### [Task goal]
Exact repetition of every entry is required.

### [Dataset]
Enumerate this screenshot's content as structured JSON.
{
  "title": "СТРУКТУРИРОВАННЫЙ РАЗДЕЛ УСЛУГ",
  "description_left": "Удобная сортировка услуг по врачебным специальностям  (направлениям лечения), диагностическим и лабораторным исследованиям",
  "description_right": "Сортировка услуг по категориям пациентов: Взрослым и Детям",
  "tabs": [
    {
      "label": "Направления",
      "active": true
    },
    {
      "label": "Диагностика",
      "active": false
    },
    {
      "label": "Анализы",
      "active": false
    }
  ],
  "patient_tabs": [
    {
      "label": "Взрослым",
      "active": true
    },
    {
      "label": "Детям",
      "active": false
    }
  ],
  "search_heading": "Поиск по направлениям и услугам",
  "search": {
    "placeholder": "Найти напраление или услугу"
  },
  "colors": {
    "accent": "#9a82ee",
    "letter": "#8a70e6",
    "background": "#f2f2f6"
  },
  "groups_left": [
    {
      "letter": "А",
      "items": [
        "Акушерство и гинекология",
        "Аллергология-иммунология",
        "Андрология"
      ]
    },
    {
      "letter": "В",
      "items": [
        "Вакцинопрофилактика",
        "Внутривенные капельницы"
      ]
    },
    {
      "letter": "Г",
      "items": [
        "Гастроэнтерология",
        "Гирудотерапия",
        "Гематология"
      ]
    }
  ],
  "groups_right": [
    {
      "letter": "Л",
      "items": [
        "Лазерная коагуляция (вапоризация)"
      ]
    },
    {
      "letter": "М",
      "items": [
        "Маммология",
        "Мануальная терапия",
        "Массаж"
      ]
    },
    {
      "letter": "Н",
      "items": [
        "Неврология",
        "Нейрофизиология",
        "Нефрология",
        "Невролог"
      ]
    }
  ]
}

### [Answer to the problem]
Enumerate this screenshot's content as structured JSON.
{
  "title": "СТРУКТУРИРОВАННЫЙ РАЗДЕЛ УСЛУГ",
  "description_left": "Удобная сортировка услуг по врачебным специальностям  (направлениям лечения), диагностическим и лабораторным исследованиям",
  "description_right": "Сортировка услуг по категориям пациентов: Взрослым и Детям",
  "tabs": [
    {
      "label": "Направления",
      "active": true
    },
    {
      "label": "Диагностика",
      "active": false
    },
    {
      "label": "Анализы",
      "active": false
    }
  ],
  "patient_tabs": [
    {
      "label": "Взрослым",
      "active": true
    },
    {
      "label": "Детям",
      "active": false
    }
  ],
  "search_heading": "Поиск по направлениям и услугам",
  "search": {
    "placeholder": "Найти напраление или услугу"
  },
  "colors": {
    "accent": "#9a82ee",
    "letter": "#8a70e6",
    "background": "#f2f2f6"
  },
  "groups_left": [
    {
      "letter": "А",
      "items": [
        "Акушерство и гинекология",
        "Аллергология-иммунология",
        "Андрология"
      ]
    },
    {
      "letter": "В",
      "items": [
        "Вакцинопрофилактика",
        "Внутривенные капельницы"
      ]
    },
    {
      "letter": "Г",
      "items": [
        "Гастроэнтерология",
        "Гирудотерапия",
        "Гематология"
      ]
    }
  ],
  "groups_right": [
    {
      "letter": "Л",
      "items": [
        "Лазерная коагуляция (вапоризация)"
      ]
    },
    {
      "letter": "М",
      "items": [
        "Маммология",
        "Мануальная терапия",
        "Массаж"
      ]
    },
    {
      "letter": "Н",
      "items": [
        "Неврология",
        "Нейрофизиология",
        "Нефрология",
        "Невролог"
      ]
    }
  ]
}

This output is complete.